» **Task details**
Where does the string "color" appear in the records? Copy every line that contains it.

----- Materials provided -----

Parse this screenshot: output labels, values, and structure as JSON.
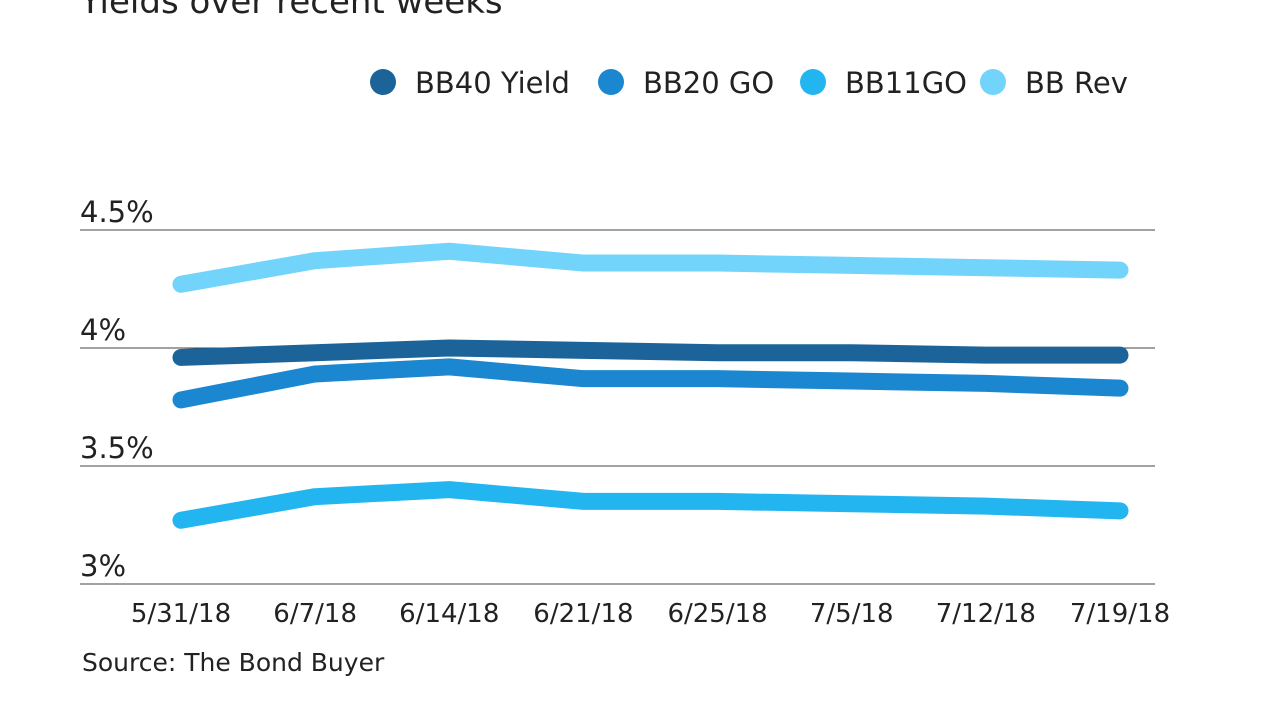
{
  "chart_data": {
    "type": "line",
    "title": "Yields over recent weeks",
    "source": "Source: The Bond Buyer",
    "xlabel": "",
    "ylabel": "",
    "categories": [
      "5/31/18",
      "6/7/18",
      "6/14/18",
      "6/21/18",
      "6/25/18",
      "7/5/18",
      "7/12/18",
      "7/19/18"
    ],
    "yticks": [
      3,
      3.5,
      4,
      4.5
    ],
    "ytick_labels": [
      "3%",
      "3.5%",
      "4%",
      "4.5%"
    ],
    "ylim": [
      3,
      4.5
    ],
    "grid": true,
    "legend_position": "top-right",
    "series": [
      {
        "name": "BB40 Yield",
        "color": "#1b6399",
        "values": [
          3.96,
          3.98,
          4.0,
          3.99,
          3.98,
          3.98,
          3.97,
          3.97
        ]
      },
      {
        "name": "BB20 GO",
        "color": "#1b87d0",
        "values": [
          3.78,
          3.89,
          3.92,
          3.87,
          3.87,
          3.86,
          3.85,
          3.83
        ]
      },
      {
        "name": "BB11GO",
        "color": "#23b5ef",
        "values": [
          3.27,
          3.37,
          3.4,
          3.35,
          3.35,
          3.34,
          3.33,
          3.31
        ]
      },
      {
        "name": "BB Rev",
        "color": "#72d3fb",
        "values": [
          4.27,
          4.37,
          4.41,
          4.36,
          4.36,
          4.35,
          4.34,
          4.33
        ]
      }
    ]
  }
}
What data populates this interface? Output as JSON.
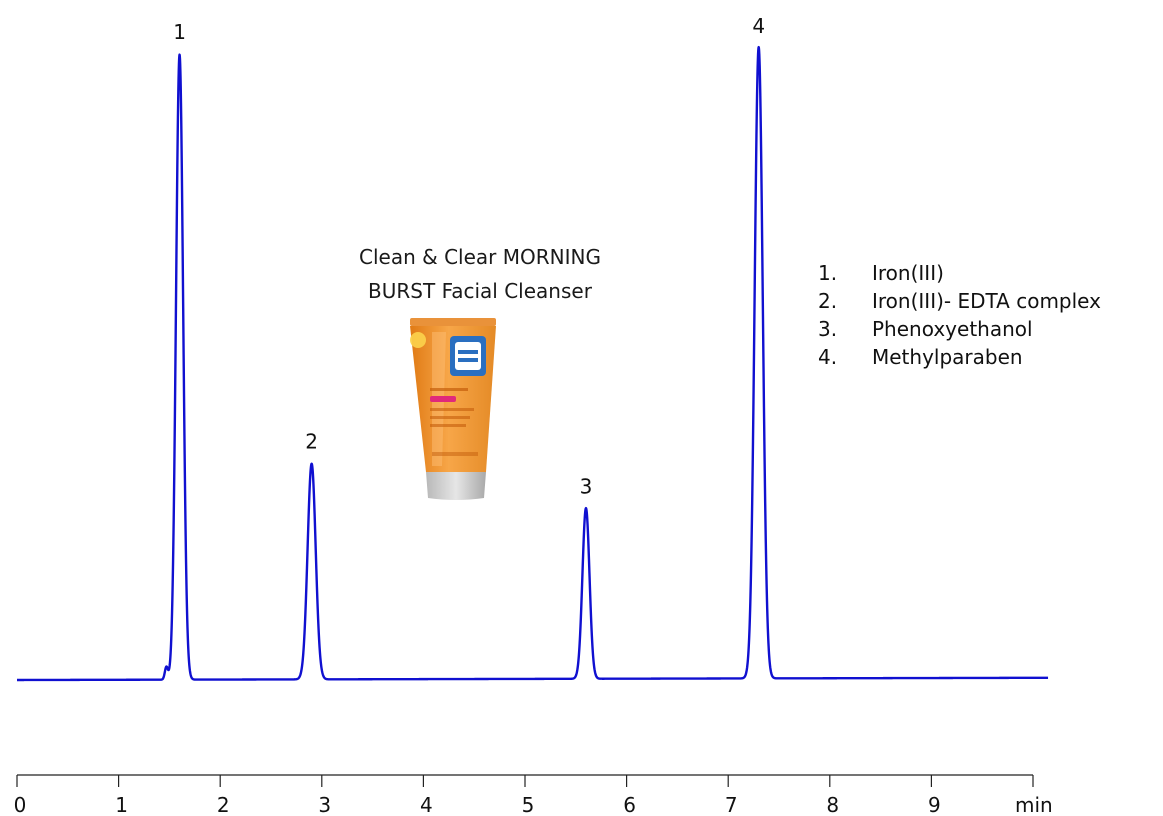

-----

» **Task solution**
        "color": "#1b6399",
        "color": "#1b87d0",
        "color": "#23b5ef",
        "color": "#72d3fb",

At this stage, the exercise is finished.